• _What to work on_:
In the listing below, identify each line with the word "JSON" and return those lines.

[Dataset records]
:::::

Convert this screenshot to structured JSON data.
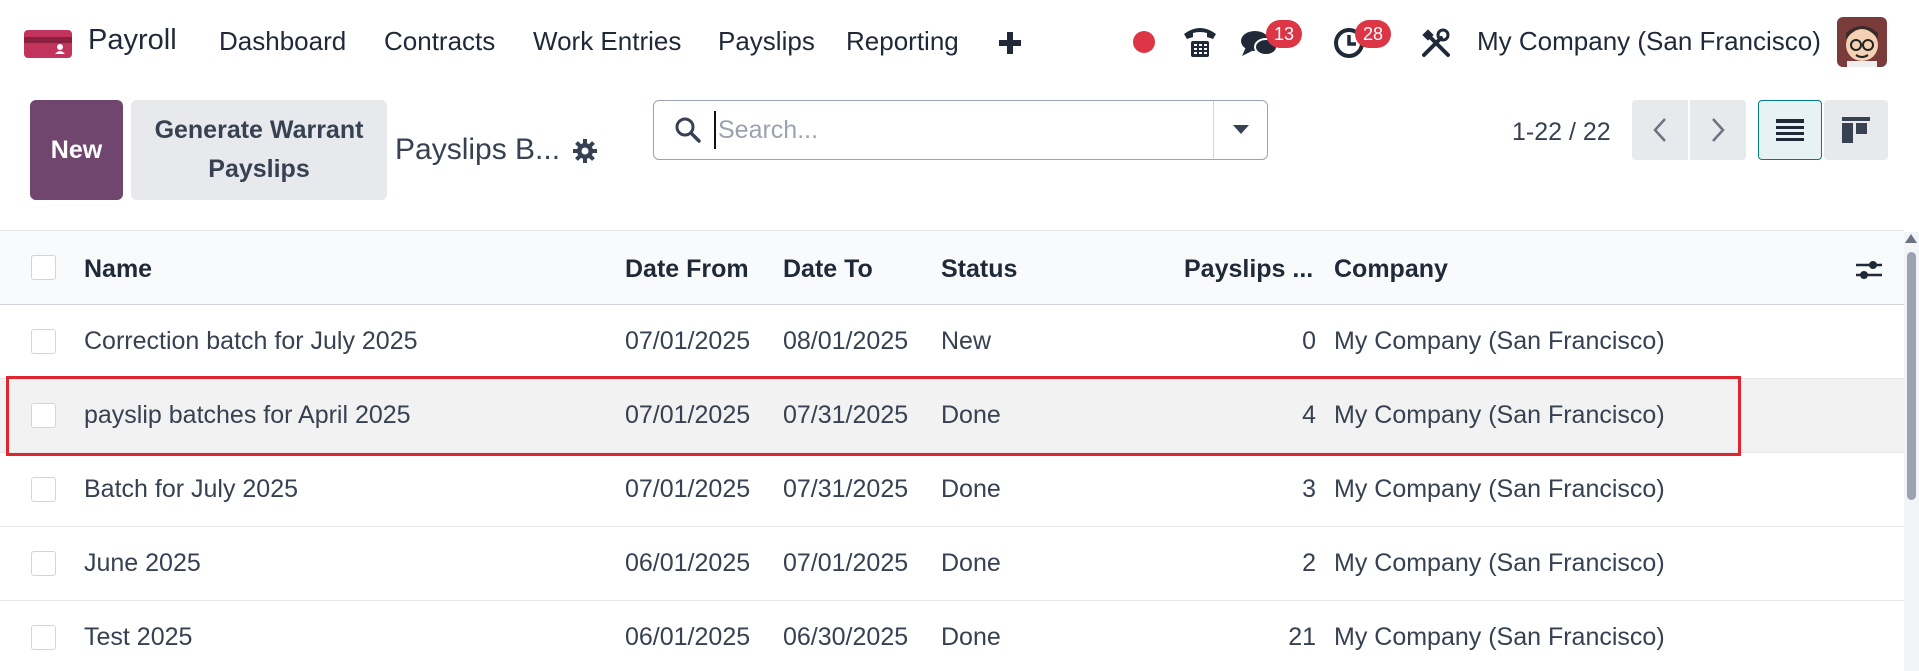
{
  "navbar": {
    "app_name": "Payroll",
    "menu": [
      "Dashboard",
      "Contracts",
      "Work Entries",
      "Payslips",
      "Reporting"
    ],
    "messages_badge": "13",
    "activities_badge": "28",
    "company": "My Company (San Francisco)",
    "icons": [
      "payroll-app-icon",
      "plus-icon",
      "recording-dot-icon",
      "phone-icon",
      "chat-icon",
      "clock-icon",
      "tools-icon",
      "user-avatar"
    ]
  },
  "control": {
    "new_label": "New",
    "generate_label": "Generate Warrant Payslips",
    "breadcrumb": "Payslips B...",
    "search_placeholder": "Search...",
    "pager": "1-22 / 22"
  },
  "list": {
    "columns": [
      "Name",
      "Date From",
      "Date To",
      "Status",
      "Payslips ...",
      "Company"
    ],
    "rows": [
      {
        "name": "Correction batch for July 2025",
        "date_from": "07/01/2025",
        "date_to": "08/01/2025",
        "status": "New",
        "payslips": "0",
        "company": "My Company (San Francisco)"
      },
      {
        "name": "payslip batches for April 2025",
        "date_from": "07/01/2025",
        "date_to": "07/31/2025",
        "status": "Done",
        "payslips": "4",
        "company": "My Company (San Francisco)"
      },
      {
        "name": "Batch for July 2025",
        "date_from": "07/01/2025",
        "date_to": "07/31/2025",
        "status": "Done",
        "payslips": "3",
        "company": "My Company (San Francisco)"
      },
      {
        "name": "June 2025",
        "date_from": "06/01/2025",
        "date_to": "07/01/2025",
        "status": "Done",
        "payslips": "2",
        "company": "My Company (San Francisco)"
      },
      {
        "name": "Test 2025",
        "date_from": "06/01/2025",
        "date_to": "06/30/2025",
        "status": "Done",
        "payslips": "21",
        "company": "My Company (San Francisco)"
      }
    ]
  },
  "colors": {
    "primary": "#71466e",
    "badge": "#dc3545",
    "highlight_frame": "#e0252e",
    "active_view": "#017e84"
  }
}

:::::

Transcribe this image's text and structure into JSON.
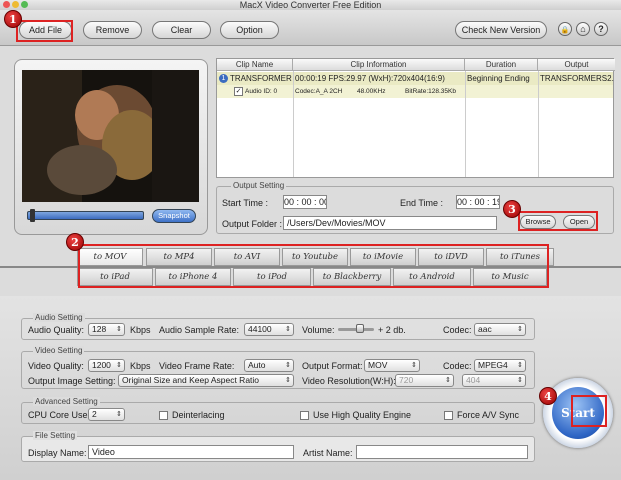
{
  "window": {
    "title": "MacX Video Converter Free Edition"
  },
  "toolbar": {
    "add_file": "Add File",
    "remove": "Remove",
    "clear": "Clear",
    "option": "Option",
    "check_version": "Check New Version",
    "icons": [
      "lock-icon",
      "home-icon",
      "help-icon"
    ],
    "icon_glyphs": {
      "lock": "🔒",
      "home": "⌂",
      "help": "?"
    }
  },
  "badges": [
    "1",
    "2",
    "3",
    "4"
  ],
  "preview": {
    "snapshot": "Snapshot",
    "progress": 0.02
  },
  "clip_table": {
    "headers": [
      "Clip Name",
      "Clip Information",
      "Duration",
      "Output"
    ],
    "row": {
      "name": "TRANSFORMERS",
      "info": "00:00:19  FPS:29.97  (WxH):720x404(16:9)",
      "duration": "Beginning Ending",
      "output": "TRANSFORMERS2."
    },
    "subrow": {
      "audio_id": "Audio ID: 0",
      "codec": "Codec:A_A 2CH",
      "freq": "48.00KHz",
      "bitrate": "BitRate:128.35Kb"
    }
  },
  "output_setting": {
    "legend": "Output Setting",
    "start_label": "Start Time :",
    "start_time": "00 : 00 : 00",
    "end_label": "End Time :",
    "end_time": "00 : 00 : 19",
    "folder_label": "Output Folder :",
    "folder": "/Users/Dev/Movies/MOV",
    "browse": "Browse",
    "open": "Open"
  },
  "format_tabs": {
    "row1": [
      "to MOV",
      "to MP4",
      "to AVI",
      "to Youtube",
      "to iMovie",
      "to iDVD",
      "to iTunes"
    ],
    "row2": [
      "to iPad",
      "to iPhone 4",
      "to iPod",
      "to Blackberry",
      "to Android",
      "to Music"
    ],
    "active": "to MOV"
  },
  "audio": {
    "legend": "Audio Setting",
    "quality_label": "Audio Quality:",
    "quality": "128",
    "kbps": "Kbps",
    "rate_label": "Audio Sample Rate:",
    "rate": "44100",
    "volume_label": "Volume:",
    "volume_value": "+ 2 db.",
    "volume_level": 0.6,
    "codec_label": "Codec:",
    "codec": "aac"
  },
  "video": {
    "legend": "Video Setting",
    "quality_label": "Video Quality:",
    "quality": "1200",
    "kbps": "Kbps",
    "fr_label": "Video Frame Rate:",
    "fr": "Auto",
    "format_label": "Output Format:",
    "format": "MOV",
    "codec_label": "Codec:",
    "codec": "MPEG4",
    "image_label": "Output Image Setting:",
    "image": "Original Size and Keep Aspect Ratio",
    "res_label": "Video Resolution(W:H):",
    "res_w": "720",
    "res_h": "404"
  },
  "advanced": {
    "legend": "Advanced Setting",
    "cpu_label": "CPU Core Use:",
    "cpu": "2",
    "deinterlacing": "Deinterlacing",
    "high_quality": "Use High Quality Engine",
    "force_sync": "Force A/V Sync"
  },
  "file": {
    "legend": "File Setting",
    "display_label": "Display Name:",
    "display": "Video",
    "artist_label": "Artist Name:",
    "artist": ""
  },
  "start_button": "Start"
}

:::::

• _Solution to the exercise_:
Convert this screenshot to structured JSON data.
Transcribe this image's text and structure into JSON.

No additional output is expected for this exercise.